[A run of records]
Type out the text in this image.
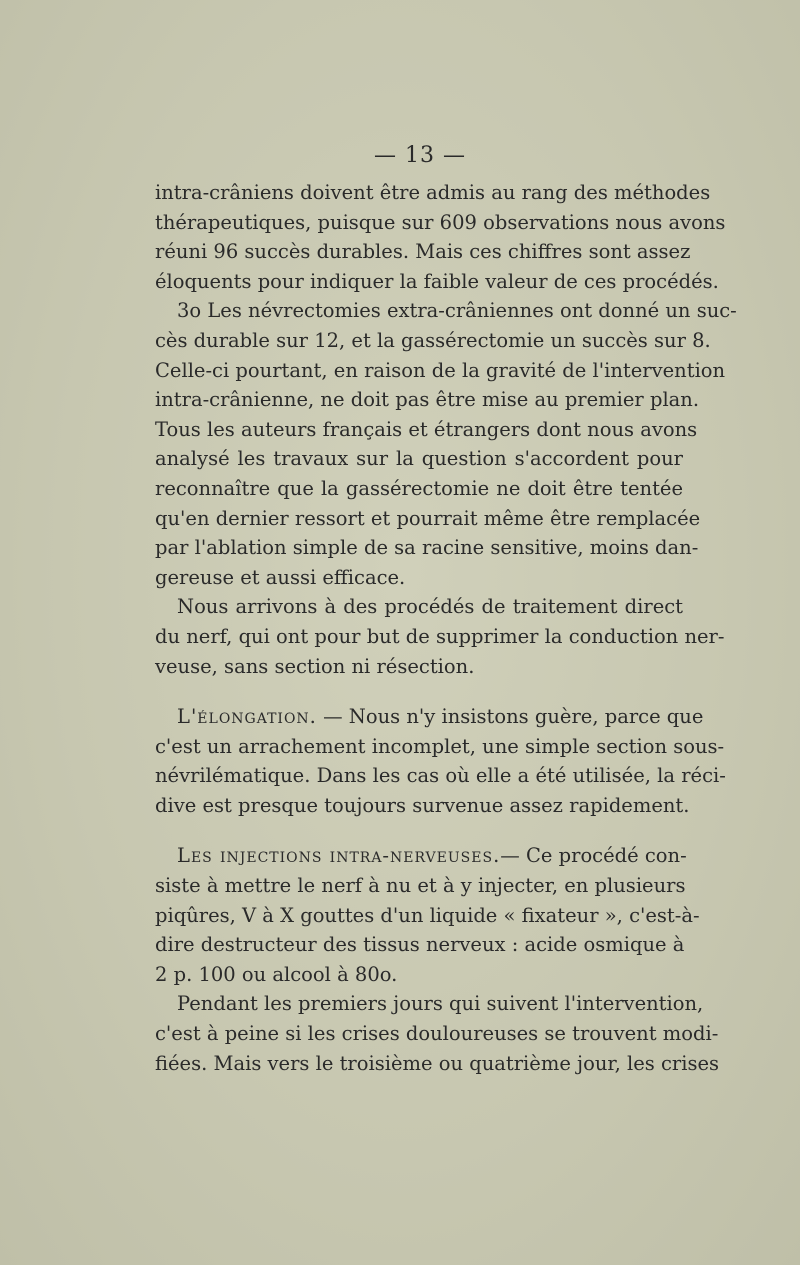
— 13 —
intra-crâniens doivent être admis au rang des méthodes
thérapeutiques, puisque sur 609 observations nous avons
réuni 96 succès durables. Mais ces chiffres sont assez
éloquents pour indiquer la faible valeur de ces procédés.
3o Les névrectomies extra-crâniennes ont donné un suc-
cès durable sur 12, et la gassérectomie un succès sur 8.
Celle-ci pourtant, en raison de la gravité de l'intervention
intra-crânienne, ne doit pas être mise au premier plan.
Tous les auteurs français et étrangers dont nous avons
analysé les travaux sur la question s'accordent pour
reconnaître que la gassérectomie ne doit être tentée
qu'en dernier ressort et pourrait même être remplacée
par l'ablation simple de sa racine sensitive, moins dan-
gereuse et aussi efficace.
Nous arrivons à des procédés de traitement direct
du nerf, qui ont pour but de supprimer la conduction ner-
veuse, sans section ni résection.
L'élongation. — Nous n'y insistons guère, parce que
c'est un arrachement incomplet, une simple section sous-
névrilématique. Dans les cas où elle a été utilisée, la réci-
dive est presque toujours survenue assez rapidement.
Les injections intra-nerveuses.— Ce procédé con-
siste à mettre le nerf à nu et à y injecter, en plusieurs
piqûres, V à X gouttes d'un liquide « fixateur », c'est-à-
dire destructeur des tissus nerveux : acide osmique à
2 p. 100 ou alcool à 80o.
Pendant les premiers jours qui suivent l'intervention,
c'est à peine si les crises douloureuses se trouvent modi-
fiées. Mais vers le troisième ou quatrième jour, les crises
---
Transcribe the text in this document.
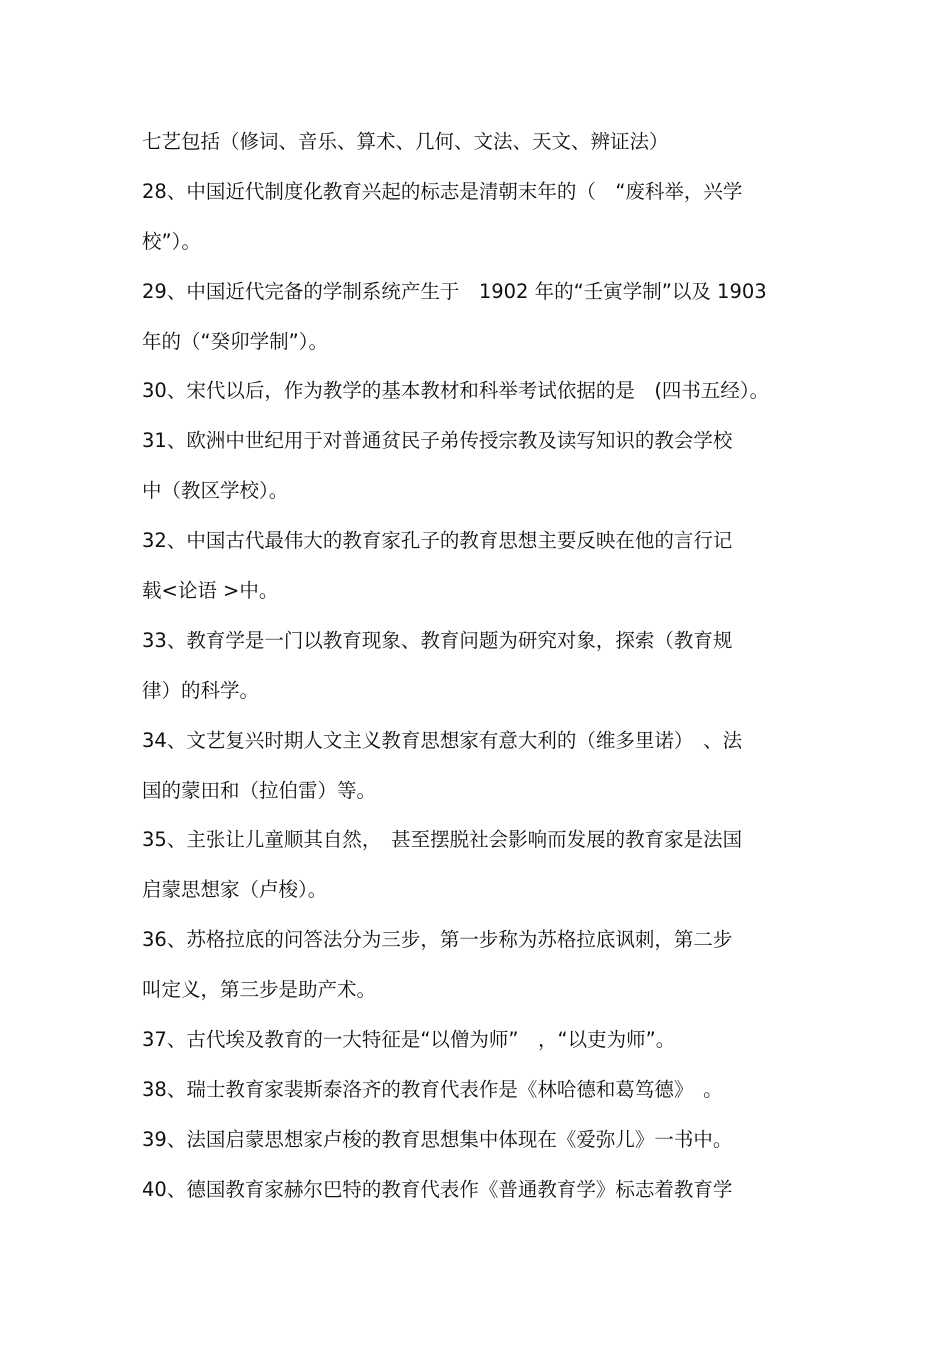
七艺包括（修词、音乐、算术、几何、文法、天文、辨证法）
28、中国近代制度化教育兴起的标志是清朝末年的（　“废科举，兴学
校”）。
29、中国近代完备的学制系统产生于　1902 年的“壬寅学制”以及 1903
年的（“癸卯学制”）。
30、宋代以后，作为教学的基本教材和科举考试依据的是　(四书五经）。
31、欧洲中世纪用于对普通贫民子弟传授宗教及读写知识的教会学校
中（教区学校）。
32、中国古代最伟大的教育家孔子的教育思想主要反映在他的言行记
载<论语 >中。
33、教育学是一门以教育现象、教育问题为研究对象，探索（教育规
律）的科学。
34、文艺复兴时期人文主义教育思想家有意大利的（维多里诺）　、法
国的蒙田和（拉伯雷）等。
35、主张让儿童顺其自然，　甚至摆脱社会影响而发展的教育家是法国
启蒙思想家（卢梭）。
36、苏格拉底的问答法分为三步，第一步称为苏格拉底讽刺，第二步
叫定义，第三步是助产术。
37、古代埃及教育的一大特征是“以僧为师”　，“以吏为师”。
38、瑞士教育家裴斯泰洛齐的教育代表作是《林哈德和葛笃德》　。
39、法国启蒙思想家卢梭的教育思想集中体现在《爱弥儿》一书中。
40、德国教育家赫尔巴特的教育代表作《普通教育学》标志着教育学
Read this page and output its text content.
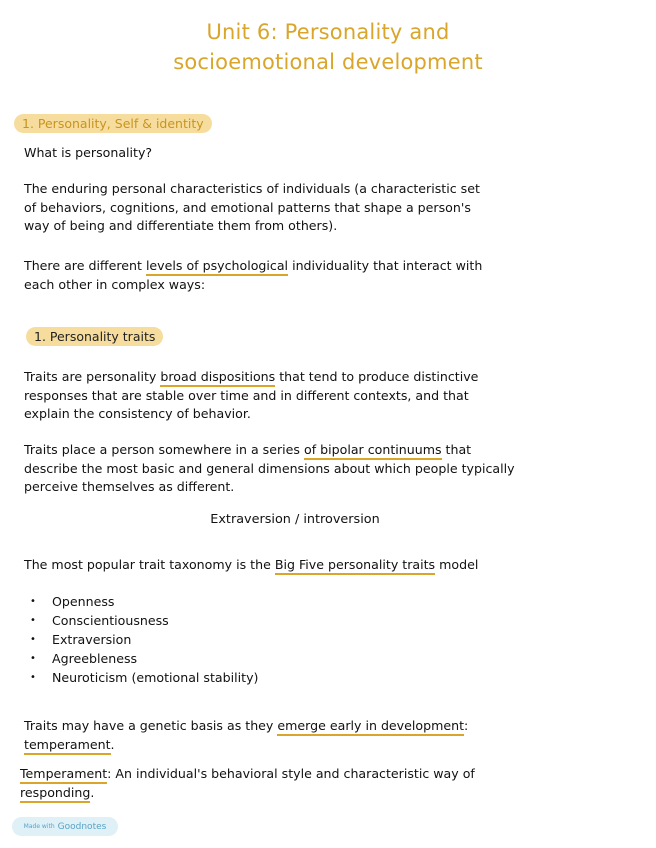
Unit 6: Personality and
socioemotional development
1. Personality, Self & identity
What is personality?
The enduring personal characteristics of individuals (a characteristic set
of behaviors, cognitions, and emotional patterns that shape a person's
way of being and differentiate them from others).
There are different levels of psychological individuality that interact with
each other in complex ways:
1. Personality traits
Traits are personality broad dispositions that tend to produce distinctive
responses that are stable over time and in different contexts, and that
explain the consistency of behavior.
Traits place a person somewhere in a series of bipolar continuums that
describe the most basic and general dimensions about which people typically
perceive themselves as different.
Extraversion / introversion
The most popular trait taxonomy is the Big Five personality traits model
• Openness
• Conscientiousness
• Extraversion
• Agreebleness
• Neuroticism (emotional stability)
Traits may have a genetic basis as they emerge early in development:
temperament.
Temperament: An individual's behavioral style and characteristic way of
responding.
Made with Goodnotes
...
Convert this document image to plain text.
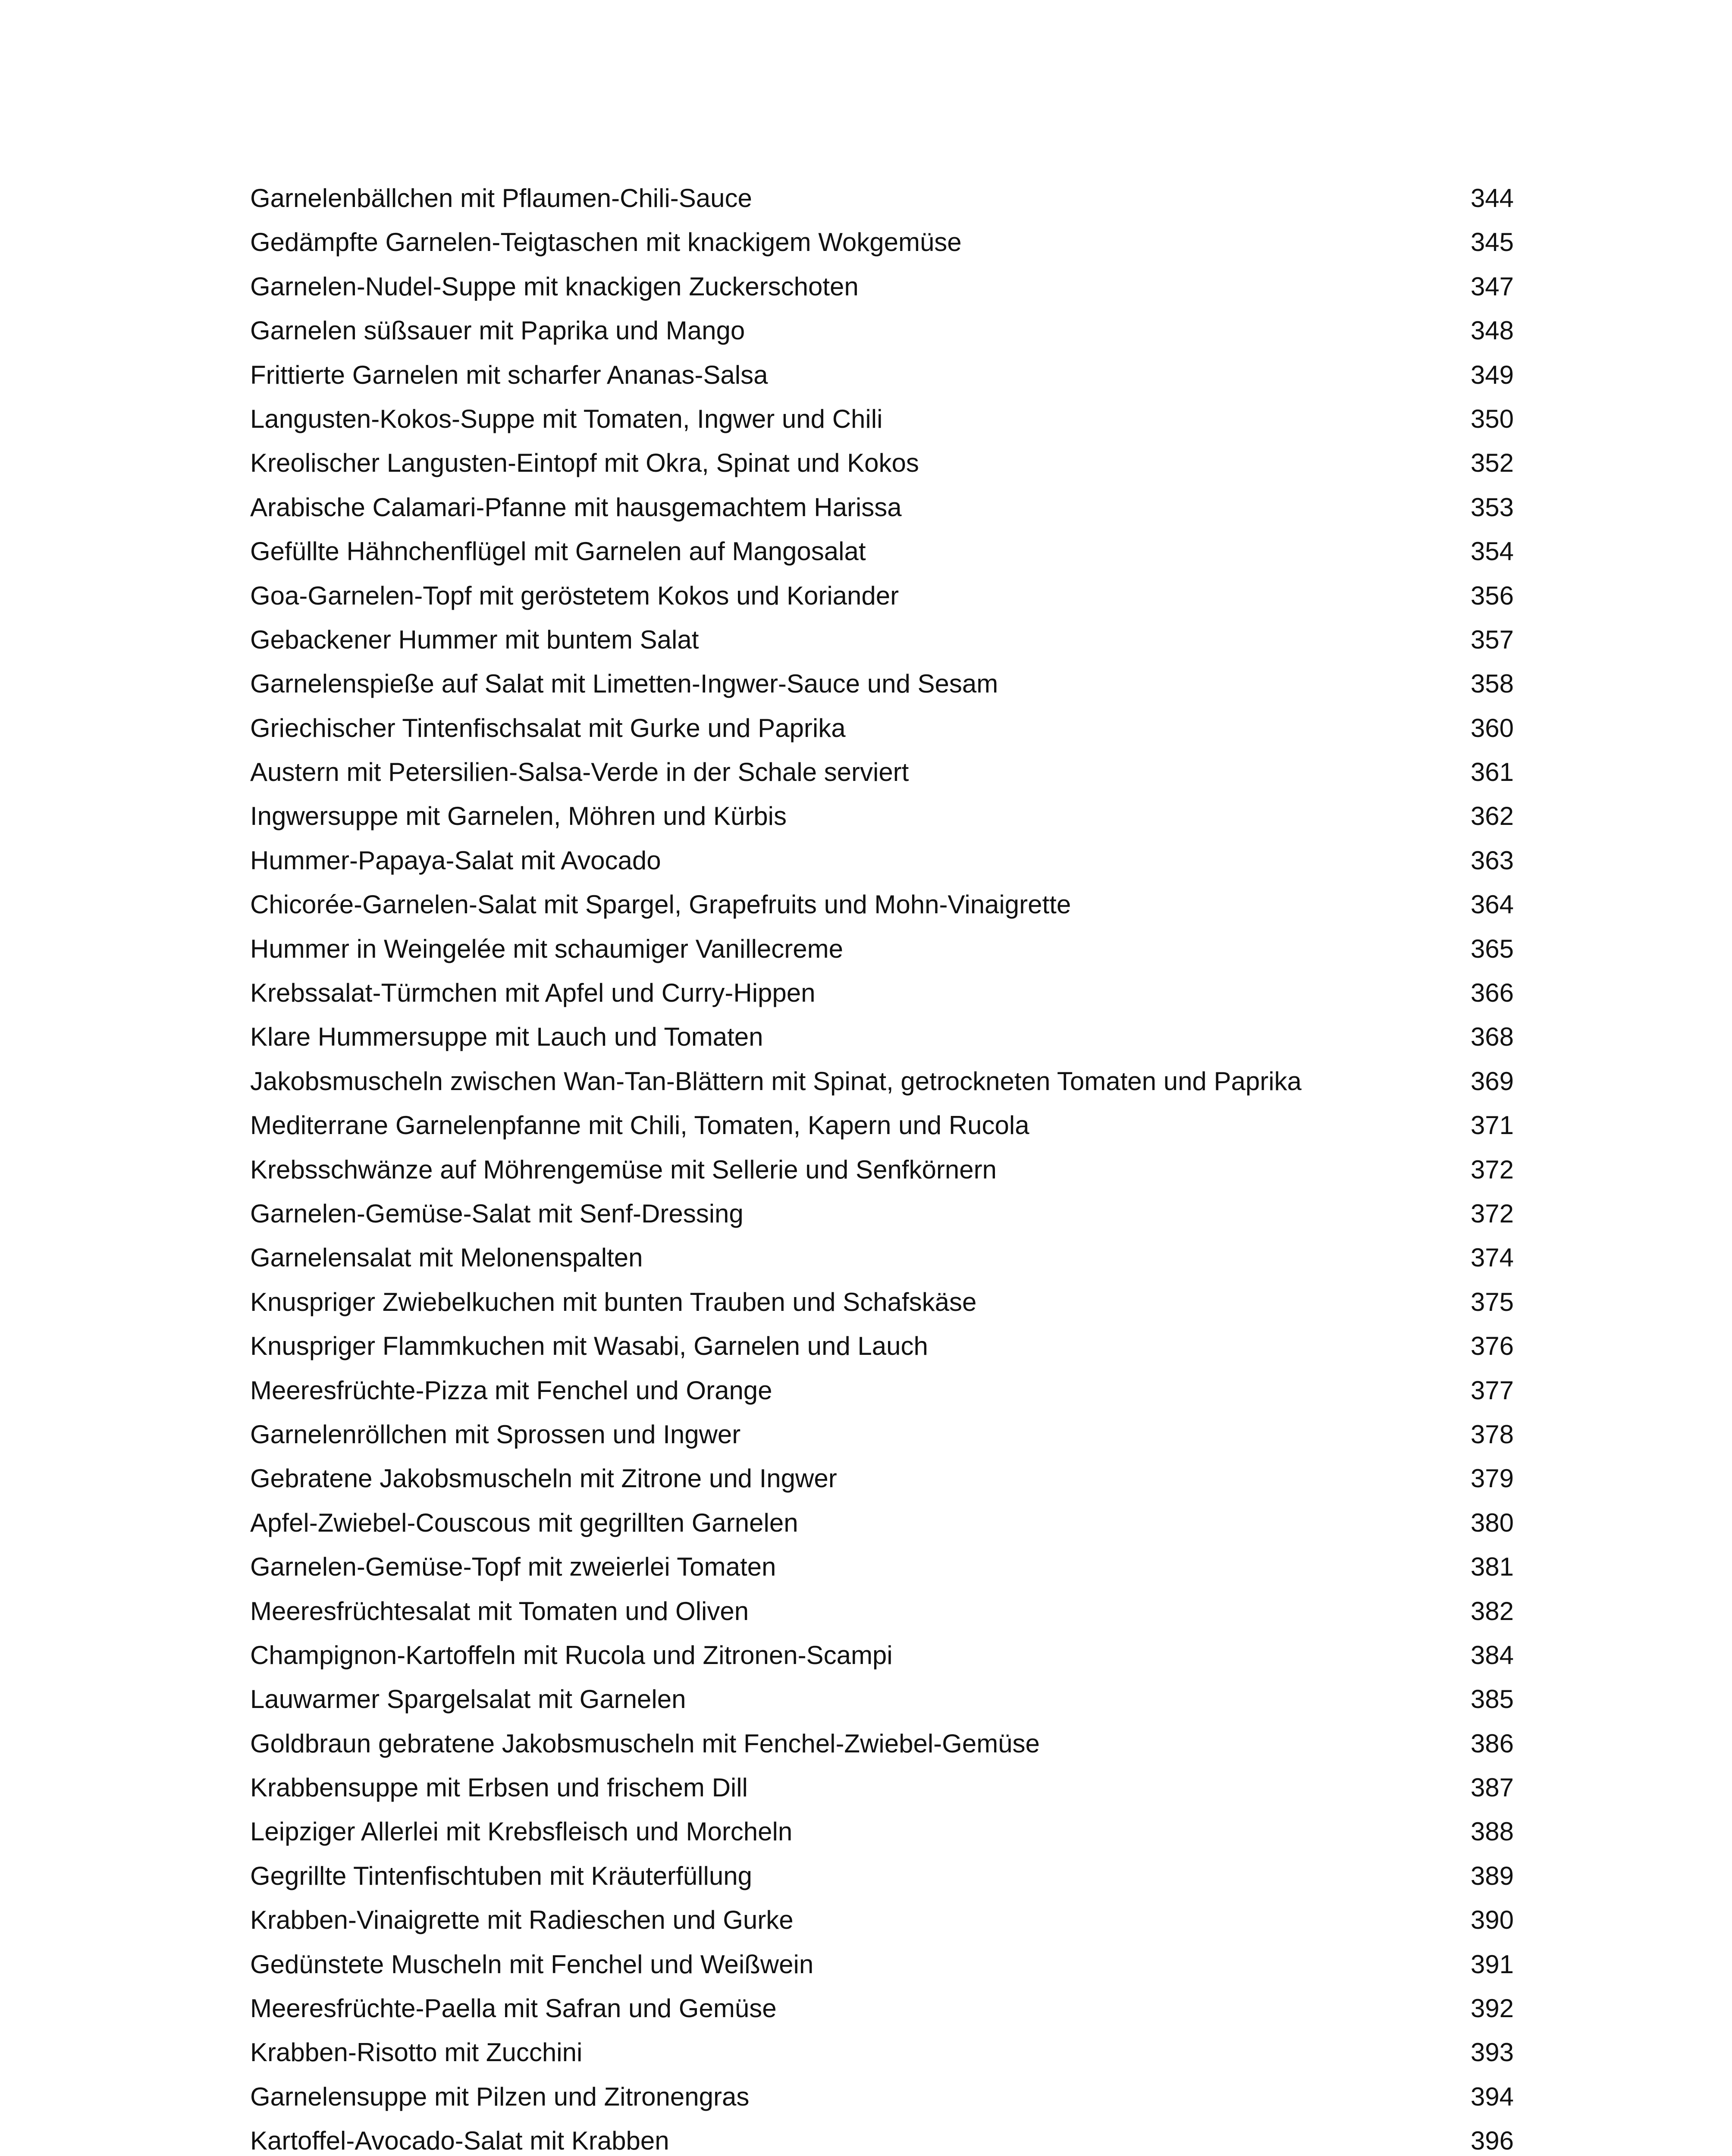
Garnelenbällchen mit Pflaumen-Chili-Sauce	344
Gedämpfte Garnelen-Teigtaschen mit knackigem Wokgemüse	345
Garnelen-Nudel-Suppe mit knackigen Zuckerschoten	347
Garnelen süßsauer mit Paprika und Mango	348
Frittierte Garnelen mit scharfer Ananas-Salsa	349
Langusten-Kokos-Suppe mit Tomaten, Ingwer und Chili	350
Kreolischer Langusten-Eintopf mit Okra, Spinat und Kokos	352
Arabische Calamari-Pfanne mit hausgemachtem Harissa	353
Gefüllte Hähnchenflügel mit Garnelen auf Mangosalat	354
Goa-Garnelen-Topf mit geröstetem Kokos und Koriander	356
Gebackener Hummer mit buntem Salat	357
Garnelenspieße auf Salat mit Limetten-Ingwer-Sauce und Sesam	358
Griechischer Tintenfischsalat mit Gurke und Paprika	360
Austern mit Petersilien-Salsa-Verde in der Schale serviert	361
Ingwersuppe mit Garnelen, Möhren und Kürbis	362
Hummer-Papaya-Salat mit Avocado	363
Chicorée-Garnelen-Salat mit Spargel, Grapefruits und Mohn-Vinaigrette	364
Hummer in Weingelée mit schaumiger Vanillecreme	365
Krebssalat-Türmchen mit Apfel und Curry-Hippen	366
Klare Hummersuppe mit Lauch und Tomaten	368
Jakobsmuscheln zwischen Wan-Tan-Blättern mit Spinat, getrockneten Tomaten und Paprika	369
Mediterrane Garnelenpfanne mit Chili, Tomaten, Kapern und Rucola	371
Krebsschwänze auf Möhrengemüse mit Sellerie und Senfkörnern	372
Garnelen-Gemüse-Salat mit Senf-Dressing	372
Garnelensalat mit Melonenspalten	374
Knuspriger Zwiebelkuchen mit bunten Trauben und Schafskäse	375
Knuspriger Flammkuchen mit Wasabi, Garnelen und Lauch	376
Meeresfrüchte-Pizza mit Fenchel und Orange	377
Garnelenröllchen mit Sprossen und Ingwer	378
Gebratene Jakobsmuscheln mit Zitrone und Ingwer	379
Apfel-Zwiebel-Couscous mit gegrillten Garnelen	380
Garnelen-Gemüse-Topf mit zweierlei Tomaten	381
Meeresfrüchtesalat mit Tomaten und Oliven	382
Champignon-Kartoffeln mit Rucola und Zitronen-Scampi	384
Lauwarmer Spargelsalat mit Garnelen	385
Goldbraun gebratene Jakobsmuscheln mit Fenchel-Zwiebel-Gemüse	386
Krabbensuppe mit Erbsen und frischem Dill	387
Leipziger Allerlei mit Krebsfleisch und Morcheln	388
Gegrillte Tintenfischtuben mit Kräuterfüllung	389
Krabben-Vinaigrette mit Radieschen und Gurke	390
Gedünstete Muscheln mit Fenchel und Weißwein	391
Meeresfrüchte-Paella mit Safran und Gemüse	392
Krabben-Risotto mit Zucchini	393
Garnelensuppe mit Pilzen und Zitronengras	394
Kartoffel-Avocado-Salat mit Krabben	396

* _Exercise goal_
Collect the lines of the data that carry the word "intra".

* _Full answer_
intra-crâniens doivent être admis au rang des méthodes
intra-crânienne, ne doit pas être mise au premier plan.
Les injections intra-nerveuses.— Ce procédé con-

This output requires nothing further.